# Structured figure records
· · · ·

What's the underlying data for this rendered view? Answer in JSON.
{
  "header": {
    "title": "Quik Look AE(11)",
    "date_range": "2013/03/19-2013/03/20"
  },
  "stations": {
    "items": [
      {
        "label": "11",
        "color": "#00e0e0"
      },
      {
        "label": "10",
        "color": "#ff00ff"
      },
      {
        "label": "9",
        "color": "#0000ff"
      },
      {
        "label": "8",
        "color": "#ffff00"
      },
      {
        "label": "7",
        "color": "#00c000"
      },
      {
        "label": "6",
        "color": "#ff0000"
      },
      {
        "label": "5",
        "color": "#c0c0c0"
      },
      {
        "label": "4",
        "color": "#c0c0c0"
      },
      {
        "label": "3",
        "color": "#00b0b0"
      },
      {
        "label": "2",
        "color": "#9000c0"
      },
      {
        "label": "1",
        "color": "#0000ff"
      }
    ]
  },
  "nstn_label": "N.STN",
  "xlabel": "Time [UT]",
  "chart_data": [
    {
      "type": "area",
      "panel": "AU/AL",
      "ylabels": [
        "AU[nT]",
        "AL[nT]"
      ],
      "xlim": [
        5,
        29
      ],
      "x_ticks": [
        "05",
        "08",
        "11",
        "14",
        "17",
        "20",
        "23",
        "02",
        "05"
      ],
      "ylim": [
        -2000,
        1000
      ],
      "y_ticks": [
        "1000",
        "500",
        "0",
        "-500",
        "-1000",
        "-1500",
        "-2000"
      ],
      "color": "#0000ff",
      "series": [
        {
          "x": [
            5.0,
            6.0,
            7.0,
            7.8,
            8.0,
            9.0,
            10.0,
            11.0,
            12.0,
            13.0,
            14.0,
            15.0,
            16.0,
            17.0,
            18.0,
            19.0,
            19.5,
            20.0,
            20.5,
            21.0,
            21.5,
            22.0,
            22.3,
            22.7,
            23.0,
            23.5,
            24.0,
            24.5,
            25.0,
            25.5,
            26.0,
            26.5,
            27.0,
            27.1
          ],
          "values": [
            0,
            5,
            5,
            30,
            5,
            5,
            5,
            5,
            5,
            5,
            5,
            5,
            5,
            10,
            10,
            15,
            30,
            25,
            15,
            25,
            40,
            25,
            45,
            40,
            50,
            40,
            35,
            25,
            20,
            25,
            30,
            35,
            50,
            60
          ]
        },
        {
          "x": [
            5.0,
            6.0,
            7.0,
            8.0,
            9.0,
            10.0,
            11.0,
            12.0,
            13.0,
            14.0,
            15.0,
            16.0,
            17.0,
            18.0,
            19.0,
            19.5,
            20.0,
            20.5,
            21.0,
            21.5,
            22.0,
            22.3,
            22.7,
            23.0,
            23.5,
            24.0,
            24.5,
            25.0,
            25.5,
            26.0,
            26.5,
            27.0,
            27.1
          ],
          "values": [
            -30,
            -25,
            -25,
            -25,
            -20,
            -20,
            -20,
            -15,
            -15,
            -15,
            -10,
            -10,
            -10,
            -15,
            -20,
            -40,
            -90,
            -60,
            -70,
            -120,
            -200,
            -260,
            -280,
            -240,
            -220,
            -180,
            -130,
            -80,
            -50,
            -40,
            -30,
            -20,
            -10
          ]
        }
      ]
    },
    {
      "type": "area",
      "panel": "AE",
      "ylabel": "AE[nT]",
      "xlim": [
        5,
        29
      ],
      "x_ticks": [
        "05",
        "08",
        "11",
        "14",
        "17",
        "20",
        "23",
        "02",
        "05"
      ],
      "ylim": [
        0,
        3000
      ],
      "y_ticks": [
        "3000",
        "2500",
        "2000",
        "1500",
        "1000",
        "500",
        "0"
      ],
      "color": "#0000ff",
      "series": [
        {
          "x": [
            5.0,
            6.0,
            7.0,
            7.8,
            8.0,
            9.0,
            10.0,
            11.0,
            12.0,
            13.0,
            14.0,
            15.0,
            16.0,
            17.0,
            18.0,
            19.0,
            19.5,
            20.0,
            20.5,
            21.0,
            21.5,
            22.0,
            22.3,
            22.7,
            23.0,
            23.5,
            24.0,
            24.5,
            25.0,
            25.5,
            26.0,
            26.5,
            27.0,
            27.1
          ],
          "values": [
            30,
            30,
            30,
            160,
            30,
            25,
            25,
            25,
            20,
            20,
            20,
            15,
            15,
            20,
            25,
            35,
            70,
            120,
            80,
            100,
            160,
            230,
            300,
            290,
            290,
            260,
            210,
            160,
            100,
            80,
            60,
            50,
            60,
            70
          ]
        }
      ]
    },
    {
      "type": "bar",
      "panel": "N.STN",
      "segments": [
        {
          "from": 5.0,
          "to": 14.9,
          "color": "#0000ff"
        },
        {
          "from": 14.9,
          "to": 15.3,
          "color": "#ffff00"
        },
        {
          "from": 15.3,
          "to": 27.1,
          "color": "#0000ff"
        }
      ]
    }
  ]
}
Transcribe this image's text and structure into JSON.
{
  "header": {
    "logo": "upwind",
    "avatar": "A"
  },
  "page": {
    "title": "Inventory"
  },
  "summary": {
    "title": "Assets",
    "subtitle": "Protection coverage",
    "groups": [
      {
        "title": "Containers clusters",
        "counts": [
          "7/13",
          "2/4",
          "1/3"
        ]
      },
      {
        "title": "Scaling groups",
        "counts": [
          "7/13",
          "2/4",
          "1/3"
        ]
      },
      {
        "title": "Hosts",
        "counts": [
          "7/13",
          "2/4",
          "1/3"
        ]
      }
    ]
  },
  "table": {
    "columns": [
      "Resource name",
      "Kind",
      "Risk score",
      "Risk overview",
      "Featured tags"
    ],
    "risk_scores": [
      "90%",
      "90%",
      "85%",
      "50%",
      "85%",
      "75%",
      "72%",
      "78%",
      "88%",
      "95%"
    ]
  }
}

· · · ·

# Work to be completed
Write out again, unchanged, every line from the line containing "Transcribe this image's" to the final line of the material above.

# Task answer
Transcribe this image's text and structure into JSON.
{
  "header": {
    "logo": "upwind",
    "avatar": "A"
  },
  "page": {
    "title": "Inventory"
  },
  "summary": {
    "title": "Assets",
    "subtitle": "Protection coverage",
    "groups": [
      {
        "title": "Containers clusters",
        "counts": [
          "7/13",
          "2/4",
          "1/3"
        ]
      },
      {
        "title": "Scaling groups",
        "counts": [
          "7/13",
          "2/4",
          "1/3"
        ]
      },
      {
        "title": "Hosts",
        "counts": [
          "7/13",
          "2/4",
          "1/3"
        ]
      }
    ]
  },
  "table": {
    "columns": [
      "Resource name",
      "Kind",
      "Risk score",
      "Risk overview",
      "Featured tags"
    ],
    "risk_scores": [
      "90%",
      "90%",
      "85%",
      "50%",
      "85%",
      "75%",
      "72%",
      "78%",
      "88%",
      "95%"
    ]
  }
}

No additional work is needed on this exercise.